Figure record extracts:

▼

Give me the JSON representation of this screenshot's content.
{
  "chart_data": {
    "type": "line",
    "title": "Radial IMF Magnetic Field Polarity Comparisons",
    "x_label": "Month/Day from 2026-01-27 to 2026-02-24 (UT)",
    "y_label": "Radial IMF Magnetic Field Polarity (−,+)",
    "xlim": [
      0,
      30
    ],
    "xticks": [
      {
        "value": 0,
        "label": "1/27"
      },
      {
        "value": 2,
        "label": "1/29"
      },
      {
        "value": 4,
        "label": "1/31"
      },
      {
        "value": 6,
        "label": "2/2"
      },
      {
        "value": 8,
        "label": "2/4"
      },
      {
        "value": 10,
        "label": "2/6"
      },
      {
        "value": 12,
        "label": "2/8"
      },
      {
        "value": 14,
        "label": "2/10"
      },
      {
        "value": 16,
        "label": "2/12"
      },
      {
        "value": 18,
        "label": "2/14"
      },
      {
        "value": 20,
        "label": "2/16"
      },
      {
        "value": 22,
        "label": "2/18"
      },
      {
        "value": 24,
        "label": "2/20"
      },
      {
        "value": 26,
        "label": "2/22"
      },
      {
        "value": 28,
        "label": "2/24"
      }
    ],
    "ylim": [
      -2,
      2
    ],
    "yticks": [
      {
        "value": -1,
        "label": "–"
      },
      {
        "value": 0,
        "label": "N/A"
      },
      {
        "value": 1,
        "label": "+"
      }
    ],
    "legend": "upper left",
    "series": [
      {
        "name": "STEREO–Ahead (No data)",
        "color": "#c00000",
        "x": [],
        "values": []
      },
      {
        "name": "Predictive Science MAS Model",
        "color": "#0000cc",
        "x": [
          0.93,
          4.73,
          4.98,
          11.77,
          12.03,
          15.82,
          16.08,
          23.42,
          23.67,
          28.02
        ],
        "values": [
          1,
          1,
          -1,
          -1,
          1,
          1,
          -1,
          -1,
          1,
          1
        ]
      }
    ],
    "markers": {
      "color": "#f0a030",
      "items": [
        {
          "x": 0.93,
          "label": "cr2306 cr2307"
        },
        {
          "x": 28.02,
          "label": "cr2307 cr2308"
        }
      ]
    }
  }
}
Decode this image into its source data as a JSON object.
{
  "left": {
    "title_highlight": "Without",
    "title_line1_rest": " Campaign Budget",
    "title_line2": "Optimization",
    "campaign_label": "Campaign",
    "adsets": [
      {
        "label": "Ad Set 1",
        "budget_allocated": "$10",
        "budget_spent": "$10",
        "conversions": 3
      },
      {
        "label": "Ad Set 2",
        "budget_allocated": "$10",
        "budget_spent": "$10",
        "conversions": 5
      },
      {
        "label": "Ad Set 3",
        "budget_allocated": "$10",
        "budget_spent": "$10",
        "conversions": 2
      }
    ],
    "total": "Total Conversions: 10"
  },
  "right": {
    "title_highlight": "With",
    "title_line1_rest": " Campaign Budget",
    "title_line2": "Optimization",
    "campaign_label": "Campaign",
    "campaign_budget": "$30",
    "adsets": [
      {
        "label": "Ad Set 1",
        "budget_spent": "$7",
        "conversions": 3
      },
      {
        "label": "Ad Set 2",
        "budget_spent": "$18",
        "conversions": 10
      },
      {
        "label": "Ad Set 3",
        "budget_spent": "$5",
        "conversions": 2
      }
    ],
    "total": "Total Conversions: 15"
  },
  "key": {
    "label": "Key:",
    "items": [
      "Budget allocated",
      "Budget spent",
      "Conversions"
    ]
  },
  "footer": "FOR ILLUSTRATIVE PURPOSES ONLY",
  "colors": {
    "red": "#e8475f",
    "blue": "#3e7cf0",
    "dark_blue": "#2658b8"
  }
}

▲
▼

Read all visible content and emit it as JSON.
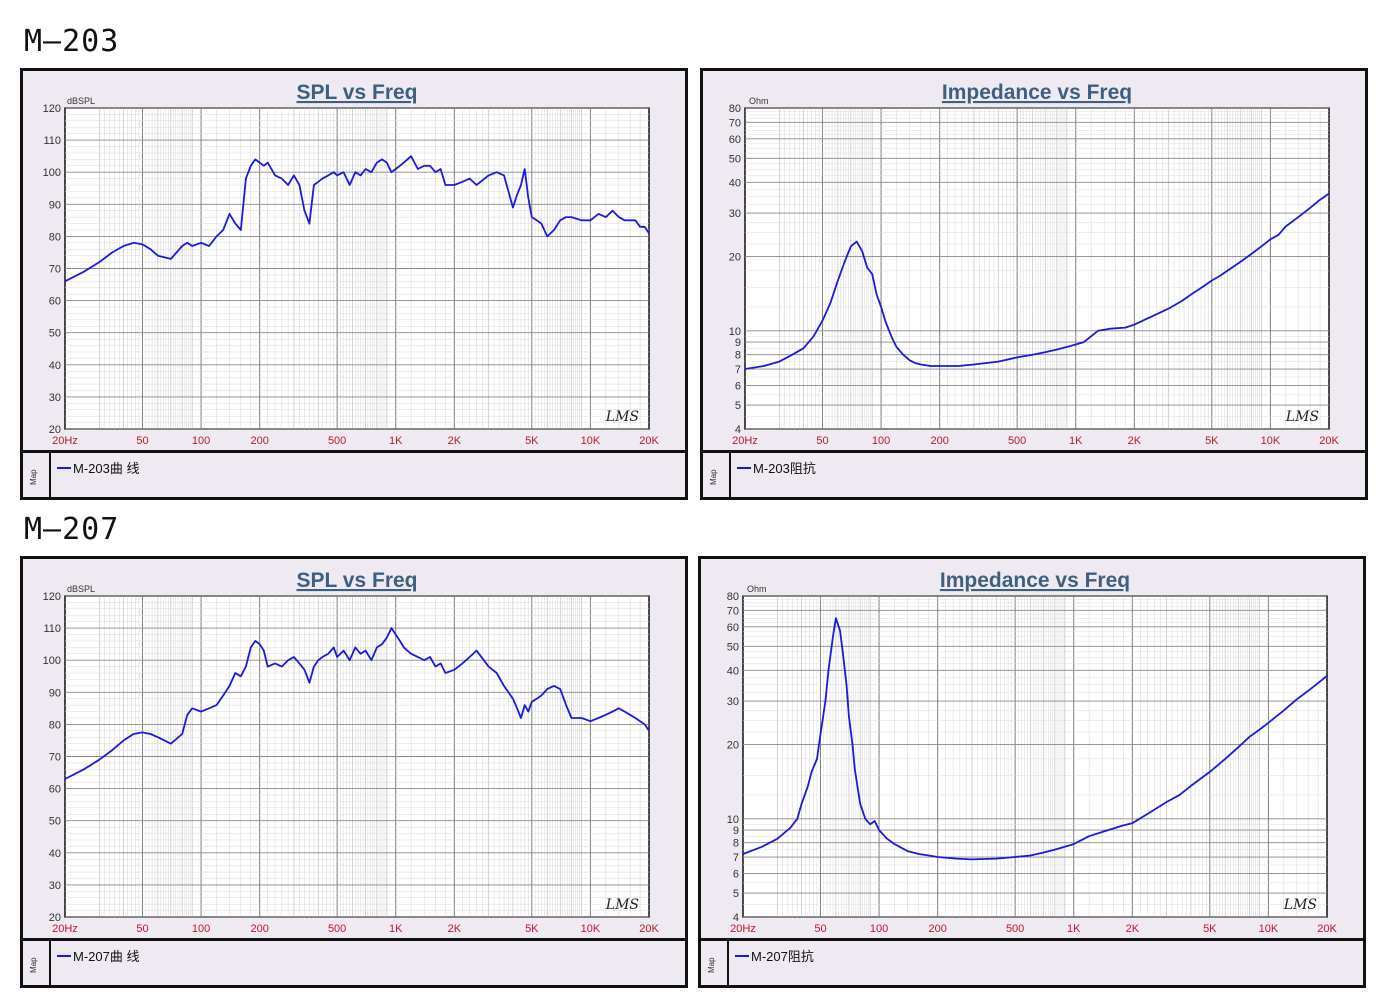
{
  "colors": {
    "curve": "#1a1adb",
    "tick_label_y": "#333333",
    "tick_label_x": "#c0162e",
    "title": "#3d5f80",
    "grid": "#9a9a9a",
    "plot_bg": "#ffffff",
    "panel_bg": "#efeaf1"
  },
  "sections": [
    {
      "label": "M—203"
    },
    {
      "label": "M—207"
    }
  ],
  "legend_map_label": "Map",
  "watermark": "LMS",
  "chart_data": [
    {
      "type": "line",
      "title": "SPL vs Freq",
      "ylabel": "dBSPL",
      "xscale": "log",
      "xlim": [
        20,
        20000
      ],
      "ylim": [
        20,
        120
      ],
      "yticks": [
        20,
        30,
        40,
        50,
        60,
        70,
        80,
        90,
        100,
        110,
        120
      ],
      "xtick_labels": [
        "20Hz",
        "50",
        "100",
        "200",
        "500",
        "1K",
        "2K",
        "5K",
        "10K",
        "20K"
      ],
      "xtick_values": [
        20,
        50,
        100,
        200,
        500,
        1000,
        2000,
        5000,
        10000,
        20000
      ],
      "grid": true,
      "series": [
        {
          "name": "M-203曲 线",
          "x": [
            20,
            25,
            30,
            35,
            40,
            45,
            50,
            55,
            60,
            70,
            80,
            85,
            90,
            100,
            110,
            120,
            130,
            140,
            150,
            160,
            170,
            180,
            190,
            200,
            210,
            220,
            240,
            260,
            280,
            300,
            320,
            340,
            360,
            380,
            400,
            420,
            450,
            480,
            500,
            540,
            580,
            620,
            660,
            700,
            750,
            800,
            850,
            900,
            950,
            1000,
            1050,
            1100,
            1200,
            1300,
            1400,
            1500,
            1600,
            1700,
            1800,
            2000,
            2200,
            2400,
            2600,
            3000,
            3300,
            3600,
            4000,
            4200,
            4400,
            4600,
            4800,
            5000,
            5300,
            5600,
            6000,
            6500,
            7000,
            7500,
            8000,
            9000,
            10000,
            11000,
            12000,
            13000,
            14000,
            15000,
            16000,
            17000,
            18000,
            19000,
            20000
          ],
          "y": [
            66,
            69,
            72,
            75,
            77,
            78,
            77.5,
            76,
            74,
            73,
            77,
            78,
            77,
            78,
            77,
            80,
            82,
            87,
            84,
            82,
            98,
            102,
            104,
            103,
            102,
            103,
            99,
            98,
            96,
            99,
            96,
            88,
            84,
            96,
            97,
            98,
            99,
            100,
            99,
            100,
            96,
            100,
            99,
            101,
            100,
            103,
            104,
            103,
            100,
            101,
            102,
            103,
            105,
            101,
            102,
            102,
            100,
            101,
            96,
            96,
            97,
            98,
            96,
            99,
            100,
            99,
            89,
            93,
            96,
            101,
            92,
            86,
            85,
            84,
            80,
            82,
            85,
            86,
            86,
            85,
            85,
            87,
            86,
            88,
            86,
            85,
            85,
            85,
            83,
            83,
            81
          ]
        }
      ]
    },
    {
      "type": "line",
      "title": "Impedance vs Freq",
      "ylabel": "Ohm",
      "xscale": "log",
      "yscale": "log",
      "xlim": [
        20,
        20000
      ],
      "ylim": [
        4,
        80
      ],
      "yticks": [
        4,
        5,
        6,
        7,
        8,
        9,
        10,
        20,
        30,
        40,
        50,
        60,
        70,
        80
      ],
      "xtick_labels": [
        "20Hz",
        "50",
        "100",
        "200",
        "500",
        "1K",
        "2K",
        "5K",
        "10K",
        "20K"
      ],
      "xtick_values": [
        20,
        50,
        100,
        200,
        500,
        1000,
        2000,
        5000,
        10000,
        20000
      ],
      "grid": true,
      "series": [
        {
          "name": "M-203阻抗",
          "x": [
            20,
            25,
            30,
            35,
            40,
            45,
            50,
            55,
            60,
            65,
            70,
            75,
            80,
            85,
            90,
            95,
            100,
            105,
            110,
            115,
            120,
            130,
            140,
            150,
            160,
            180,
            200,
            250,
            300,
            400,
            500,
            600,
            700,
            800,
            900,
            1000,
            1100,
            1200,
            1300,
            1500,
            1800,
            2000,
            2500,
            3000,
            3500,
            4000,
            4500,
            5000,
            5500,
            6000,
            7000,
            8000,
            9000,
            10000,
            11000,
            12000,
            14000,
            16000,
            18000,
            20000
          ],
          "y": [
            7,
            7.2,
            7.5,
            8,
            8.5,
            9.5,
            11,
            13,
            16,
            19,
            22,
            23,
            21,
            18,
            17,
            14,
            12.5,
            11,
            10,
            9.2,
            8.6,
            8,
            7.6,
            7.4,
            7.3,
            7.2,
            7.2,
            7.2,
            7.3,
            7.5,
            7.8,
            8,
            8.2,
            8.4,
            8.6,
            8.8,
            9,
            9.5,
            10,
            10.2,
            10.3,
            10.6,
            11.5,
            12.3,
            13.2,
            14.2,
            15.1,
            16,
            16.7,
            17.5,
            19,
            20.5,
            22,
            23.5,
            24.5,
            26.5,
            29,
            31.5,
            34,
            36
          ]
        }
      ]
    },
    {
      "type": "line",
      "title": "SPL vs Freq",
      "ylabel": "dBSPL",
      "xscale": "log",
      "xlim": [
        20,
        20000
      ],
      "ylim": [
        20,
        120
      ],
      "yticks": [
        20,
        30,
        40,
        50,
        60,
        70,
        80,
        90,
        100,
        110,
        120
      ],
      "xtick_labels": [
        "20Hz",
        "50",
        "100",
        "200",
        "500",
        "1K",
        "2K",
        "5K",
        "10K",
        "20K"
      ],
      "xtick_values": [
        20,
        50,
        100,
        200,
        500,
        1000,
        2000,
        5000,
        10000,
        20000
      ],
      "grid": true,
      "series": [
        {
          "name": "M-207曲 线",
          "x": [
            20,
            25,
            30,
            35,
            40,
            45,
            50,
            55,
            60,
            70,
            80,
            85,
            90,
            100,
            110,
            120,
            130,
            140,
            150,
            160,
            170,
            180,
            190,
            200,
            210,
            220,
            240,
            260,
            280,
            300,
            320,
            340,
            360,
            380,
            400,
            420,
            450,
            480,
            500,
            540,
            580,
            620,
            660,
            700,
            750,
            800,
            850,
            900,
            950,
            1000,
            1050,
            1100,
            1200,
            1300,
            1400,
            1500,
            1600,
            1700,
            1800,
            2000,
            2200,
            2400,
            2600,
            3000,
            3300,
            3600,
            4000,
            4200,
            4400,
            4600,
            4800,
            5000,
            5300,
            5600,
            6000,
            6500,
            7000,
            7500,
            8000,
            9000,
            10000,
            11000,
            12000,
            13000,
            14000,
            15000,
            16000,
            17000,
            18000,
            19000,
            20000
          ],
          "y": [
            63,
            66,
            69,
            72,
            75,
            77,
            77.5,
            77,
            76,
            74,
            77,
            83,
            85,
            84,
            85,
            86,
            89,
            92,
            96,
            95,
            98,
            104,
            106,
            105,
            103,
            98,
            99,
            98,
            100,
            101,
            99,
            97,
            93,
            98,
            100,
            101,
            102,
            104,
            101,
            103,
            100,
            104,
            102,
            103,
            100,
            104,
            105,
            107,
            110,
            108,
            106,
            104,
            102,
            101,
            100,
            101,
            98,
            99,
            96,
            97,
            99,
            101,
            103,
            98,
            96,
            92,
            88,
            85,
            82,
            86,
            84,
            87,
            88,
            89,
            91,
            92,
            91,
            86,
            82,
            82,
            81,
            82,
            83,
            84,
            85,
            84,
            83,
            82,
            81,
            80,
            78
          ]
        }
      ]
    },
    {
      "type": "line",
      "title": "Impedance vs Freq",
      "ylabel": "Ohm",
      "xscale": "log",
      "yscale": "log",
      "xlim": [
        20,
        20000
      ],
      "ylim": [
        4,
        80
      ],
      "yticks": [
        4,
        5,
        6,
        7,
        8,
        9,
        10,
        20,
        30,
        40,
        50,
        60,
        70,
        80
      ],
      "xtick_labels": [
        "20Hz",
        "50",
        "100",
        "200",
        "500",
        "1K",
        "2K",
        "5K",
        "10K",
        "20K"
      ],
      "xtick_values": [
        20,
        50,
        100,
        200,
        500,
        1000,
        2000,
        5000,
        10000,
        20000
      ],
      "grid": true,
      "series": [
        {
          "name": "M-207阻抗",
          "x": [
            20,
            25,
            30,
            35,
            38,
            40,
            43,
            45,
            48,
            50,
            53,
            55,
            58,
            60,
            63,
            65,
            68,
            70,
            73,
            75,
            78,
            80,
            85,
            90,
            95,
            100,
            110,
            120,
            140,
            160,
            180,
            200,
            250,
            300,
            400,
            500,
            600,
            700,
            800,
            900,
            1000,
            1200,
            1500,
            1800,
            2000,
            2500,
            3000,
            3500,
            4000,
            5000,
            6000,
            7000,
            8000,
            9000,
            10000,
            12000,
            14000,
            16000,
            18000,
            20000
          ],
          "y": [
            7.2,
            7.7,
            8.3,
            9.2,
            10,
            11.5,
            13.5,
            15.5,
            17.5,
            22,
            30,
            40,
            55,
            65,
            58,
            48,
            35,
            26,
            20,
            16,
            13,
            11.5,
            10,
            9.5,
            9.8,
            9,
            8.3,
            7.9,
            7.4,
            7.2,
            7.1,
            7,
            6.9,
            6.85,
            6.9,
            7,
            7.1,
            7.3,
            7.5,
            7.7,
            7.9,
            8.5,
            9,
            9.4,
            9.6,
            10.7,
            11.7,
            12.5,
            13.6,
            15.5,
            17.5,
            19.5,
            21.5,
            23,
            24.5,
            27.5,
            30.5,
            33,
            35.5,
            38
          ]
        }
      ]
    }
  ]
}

▲
▼

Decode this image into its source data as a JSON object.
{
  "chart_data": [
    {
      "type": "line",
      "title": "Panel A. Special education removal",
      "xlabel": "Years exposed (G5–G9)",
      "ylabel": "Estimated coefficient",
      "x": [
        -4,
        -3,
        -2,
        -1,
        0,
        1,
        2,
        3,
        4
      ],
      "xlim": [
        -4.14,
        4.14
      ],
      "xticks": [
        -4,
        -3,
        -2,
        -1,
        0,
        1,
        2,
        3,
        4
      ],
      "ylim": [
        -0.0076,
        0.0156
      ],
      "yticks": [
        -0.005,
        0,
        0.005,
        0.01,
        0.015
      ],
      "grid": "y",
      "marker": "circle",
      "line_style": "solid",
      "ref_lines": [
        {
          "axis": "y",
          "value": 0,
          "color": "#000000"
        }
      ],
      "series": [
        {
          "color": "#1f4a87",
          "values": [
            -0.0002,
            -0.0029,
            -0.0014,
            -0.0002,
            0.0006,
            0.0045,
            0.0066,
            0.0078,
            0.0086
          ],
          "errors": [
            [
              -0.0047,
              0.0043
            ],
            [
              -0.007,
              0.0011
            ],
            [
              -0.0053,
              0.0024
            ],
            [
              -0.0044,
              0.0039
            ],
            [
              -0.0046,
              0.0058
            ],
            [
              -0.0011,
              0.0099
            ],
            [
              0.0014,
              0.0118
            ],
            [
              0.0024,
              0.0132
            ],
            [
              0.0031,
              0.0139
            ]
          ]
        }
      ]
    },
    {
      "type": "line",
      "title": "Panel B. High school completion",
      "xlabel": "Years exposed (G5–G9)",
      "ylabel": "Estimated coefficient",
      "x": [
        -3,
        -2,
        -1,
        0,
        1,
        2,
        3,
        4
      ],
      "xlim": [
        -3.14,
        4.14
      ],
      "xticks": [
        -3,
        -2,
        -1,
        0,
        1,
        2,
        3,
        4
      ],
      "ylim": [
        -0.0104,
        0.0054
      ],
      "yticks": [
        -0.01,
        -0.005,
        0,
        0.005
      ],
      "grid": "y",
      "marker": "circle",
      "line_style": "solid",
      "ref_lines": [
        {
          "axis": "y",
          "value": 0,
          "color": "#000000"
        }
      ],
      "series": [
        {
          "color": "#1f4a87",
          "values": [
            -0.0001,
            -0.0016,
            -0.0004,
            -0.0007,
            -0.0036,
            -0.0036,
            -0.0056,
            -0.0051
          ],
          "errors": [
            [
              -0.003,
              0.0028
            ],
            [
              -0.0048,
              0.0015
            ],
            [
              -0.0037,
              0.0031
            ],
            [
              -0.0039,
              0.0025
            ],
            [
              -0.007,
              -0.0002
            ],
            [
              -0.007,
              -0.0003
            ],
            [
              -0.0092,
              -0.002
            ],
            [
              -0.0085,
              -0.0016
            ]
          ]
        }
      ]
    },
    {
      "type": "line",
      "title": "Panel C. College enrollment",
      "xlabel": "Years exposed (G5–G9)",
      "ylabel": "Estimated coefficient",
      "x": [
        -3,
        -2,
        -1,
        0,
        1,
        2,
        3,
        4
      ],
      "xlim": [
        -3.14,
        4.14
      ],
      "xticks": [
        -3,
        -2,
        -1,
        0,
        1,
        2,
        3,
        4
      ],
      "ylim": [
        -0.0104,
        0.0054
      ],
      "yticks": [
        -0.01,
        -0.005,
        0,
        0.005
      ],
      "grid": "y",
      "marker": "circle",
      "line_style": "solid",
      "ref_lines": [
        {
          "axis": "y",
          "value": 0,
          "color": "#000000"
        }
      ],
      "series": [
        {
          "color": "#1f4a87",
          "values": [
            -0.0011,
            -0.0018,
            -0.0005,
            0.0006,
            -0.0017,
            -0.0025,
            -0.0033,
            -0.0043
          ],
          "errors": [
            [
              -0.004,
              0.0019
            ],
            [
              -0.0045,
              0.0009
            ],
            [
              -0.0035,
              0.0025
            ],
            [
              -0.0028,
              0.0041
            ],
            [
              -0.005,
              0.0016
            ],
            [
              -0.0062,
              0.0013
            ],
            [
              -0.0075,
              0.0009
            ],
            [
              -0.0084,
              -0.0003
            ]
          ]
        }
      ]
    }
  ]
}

▲

• **Task requirements**
Determine the number of lines in the listing that hold the word "JSON", and supply that number and nothing further.

• **Response to this exercise**
4